RECORD SET:
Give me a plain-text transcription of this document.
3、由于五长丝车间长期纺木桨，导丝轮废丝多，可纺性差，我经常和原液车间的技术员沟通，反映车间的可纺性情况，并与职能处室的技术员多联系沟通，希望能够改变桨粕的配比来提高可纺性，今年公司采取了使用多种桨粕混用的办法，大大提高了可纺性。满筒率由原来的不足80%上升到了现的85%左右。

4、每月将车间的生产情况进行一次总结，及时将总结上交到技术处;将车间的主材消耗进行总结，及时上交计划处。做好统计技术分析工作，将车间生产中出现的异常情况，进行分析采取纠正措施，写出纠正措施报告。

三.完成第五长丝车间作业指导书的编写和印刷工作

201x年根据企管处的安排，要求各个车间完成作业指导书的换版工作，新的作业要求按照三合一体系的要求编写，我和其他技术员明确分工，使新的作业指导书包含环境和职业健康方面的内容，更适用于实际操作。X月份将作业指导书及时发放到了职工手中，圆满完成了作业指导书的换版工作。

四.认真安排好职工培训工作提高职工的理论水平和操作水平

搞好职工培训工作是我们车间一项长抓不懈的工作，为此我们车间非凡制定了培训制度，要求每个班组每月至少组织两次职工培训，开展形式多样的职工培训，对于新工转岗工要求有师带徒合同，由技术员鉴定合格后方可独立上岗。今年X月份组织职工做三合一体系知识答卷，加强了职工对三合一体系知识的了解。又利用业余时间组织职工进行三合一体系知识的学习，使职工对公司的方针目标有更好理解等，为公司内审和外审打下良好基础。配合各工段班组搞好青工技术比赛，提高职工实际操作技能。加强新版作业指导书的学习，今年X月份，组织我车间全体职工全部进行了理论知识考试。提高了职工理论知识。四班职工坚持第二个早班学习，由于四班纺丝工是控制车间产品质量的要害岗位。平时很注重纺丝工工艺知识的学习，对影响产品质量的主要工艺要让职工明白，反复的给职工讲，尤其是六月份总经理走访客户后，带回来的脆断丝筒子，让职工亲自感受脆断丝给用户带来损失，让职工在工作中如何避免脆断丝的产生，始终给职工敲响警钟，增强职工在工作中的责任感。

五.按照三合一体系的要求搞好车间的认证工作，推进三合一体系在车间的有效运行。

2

---

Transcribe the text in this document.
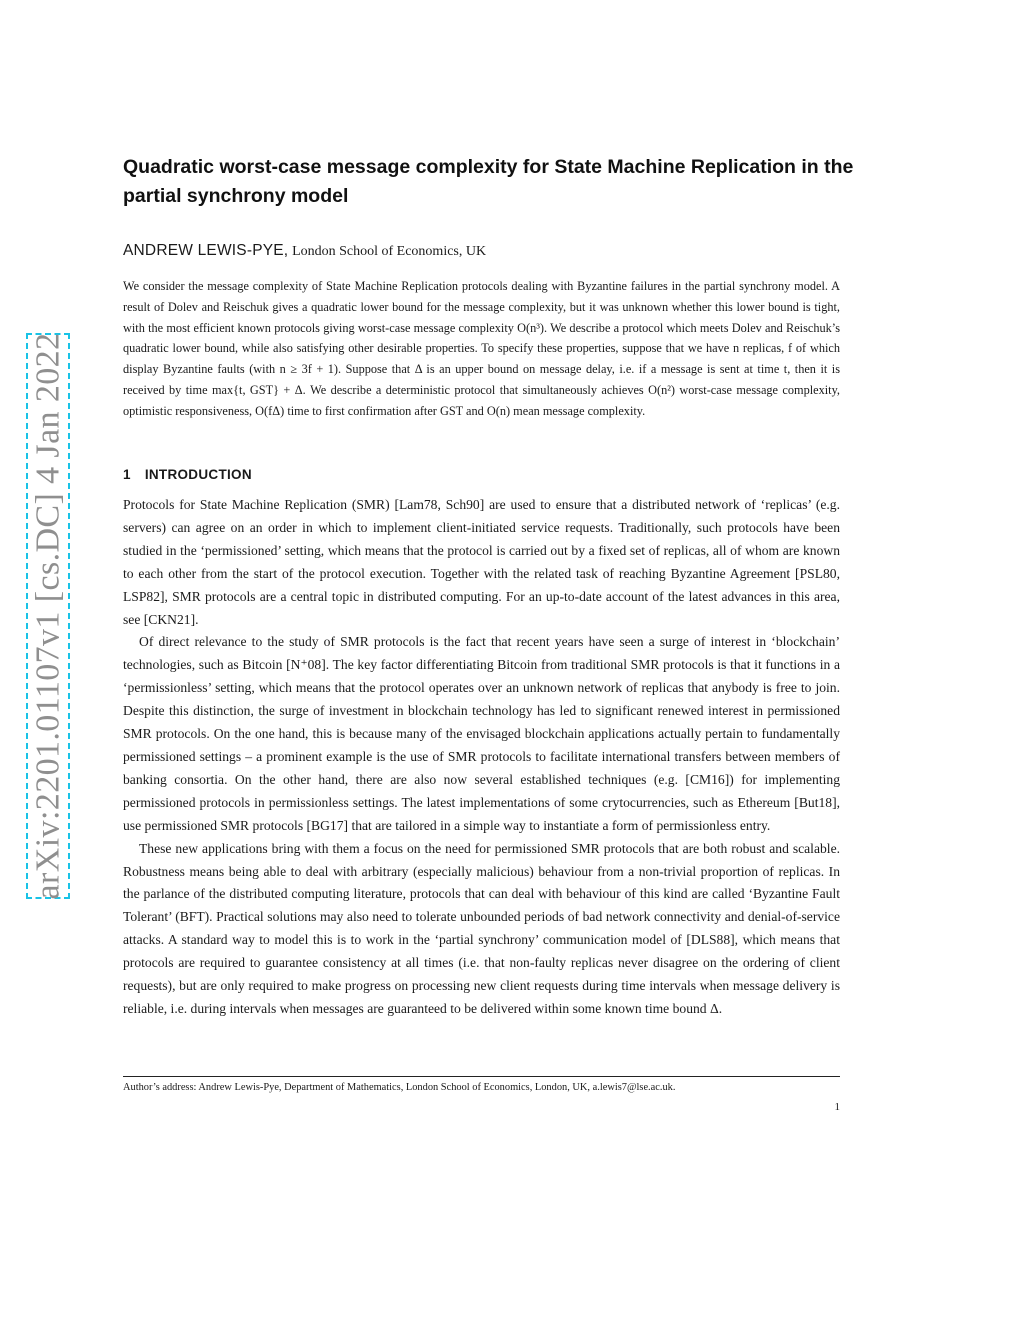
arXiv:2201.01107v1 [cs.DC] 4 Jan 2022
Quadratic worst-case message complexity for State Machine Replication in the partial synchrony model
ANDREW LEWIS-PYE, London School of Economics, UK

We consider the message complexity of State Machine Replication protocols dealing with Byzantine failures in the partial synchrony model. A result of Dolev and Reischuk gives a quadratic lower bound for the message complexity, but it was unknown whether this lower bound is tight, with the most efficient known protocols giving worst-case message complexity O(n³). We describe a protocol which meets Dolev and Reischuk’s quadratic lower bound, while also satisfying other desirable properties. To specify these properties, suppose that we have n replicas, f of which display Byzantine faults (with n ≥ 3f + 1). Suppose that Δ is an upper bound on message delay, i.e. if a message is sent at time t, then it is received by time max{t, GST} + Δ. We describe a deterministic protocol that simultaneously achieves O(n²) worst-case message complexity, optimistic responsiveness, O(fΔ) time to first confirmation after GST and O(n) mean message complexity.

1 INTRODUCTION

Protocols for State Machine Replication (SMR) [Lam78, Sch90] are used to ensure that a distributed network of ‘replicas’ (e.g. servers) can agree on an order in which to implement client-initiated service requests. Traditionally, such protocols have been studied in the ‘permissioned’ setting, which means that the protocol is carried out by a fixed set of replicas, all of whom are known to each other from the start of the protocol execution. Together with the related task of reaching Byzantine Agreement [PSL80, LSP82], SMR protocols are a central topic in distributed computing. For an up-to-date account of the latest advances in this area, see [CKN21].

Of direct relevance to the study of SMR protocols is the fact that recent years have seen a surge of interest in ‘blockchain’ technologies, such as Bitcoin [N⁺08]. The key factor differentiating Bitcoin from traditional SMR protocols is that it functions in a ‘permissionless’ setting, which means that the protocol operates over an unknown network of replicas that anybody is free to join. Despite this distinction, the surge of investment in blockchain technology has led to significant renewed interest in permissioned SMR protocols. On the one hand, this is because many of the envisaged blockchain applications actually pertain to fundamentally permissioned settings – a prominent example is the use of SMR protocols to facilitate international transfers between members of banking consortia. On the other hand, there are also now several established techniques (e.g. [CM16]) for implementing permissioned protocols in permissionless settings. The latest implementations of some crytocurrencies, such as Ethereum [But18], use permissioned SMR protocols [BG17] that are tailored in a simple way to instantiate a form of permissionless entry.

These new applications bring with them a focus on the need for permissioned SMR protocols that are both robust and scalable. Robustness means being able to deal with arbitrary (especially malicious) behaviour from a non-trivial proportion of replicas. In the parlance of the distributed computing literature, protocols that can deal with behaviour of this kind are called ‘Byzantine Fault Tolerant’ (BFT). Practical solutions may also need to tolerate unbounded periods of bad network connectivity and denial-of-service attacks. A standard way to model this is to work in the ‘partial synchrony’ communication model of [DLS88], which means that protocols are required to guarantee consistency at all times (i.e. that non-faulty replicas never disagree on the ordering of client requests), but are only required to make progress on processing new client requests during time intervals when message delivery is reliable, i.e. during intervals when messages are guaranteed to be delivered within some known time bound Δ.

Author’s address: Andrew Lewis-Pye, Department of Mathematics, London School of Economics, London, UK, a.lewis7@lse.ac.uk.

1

THE PROBLEM: Provide only the number of lines in the records containing the string "London".

WORKED ANSWER: 2